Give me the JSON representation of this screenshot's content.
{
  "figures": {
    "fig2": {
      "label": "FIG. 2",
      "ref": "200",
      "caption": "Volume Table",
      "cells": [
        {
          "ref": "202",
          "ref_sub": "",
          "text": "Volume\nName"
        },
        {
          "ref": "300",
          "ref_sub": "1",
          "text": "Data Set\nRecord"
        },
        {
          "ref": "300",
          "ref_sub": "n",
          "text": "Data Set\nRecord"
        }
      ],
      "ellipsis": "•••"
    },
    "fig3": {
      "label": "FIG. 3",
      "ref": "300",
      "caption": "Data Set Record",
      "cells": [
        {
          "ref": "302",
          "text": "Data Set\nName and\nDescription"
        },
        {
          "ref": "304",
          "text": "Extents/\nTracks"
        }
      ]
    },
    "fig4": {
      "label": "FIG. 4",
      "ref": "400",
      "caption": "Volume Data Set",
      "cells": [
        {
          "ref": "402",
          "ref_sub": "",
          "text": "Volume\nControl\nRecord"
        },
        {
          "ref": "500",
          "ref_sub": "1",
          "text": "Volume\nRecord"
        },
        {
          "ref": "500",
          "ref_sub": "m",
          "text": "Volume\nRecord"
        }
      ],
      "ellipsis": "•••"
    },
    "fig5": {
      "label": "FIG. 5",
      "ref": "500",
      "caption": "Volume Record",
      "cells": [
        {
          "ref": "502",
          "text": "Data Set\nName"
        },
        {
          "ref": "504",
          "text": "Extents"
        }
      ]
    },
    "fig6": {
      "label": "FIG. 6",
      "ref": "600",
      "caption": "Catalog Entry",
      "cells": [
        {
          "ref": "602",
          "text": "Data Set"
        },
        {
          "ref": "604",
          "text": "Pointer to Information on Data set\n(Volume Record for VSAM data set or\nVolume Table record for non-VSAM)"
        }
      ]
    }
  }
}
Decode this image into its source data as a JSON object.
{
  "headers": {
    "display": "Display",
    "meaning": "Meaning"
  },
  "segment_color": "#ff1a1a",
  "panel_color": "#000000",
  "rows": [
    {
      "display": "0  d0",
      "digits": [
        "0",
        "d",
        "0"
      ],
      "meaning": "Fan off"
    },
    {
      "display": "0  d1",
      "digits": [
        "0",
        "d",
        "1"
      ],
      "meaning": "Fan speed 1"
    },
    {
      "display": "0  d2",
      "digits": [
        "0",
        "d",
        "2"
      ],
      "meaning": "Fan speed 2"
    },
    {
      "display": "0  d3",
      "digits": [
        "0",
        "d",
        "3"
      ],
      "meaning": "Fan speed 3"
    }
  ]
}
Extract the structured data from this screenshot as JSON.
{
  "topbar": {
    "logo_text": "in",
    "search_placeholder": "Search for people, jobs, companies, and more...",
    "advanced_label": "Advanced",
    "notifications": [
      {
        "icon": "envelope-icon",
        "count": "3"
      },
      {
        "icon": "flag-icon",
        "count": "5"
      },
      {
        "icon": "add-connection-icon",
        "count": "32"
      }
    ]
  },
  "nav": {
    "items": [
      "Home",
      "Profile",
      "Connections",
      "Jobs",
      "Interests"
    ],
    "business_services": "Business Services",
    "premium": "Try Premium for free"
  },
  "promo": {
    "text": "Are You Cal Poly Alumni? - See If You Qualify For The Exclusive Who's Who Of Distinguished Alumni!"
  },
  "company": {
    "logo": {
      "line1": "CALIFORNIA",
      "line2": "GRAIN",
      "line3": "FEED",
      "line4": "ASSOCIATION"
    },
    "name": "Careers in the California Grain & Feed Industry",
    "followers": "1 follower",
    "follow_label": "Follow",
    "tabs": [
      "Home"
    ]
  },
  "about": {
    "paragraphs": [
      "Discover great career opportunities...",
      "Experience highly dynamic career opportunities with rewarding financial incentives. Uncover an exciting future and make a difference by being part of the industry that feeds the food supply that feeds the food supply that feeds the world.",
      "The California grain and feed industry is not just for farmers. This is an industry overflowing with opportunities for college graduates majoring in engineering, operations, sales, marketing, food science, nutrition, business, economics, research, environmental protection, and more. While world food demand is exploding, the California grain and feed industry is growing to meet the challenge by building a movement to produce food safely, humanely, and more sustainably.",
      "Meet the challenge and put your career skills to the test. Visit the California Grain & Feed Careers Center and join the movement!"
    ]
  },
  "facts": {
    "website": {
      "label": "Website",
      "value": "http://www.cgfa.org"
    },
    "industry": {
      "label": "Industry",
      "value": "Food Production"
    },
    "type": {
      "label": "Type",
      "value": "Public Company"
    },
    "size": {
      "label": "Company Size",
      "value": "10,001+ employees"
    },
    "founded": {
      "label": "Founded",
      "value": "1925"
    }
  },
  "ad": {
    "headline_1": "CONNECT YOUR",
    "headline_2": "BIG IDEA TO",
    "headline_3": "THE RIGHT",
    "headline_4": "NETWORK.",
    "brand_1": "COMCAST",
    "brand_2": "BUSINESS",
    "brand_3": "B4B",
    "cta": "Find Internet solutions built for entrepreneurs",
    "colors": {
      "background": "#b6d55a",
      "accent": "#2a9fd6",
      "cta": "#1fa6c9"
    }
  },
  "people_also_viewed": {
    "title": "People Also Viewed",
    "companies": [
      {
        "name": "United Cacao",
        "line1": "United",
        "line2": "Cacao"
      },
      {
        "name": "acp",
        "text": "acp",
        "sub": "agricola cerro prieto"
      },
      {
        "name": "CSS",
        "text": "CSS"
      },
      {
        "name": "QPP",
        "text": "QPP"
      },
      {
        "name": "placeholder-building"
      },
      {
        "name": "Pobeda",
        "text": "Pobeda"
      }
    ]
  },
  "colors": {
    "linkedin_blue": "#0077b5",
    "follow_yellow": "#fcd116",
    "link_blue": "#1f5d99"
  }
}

------------------------------------------------

- Given request -
In the listing above, find the lines holding the word "companies" and copy them.

- The completed task -
    "search_placeholder": "Search for people, jobs, companies, and more...",
    "companies": [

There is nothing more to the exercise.